**INSTRUCTIONS TO FOLLOW**
Copy each line below that contains "cross".

Figure data in JSON
(begin)

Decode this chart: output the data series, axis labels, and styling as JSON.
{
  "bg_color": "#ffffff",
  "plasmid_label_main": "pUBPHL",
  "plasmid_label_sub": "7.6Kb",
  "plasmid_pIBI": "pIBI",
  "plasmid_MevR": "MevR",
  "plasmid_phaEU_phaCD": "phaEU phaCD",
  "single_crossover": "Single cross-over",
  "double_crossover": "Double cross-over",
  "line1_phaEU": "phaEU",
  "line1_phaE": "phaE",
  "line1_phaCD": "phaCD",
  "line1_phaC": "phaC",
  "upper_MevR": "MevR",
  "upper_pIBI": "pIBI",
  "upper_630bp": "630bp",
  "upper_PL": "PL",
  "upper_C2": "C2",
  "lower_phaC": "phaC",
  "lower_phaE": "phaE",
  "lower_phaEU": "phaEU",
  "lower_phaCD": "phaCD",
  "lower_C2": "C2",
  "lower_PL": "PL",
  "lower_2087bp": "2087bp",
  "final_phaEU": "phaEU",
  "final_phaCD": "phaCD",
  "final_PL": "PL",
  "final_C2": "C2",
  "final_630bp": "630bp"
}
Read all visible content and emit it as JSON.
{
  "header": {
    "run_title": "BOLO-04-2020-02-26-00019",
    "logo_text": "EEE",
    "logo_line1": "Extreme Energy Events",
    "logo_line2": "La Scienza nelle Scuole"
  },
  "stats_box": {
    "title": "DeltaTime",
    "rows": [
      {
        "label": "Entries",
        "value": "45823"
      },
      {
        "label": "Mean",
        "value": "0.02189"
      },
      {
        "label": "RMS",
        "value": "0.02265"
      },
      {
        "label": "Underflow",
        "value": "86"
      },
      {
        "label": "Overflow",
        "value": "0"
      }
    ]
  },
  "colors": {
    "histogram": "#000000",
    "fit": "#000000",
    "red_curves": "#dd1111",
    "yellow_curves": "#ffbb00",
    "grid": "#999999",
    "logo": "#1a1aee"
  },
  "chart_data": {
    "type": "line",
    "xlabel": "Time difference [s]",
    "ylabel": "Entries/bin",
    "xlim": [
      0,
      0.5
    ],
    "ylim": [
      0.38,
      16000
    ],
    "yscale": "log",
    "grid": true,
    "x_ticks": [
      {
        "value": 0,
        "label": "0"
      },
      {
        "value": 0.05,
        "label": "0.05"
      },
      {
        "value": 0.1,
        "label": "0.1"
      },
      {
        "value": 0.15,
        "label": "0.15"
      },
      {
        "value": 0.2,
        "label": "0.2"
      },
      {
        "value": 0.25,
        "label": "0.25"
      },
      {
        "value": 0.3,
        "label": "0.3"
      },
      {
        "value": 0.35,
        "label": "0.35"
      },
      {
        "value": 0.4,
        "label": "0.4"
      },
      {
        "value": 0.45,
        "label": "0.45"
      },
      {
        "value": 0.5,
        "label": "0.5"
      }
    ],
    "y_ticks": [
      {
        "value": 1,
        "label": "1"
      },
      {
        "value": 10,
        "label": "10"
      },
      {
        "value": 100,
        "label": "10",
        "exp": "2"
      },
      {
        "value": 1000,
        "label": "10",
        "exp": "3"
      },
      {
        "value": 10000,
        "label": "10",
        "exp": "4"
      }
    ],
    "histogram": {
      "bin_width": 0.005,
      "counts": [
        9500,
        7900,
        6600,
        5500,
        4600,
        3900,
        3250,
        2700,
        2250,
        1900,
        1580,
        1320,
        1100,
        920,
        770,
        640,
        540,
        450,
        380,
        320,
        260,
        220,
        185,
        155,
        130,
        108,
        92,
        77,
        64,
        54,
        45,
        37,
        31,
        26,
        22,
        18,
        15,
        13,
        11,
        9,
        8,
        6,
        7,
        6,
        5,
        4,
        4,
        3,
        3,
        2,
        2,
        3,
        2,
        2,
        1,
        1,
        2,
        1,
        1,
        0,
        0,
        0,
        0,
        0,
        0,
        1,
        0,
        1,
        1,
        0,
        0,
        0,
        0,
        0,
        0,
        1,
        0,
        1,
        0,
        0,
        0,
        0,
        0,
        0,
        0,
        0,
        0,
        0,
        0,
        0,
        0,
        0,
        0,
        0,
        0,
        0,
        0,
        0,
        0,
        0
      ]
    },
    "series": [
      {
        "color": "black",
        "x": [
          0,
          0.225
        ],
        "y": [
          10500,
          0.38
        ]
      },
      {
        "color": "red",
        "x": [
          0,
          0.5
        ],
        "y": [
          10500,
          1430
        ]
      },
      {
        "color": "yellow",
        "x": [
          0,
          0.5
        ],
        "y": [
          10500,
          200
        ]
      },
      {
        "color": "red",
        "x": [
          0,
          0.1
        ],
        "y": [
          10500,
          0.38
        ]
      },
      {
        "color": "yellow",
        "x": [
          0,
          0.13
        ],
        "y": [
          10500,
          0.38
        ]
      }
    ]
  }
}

(end)

**EXERCISE RESPONSE**
  "single_crossover": "Single cross-over",
  "double_crossover": "Double cross-over",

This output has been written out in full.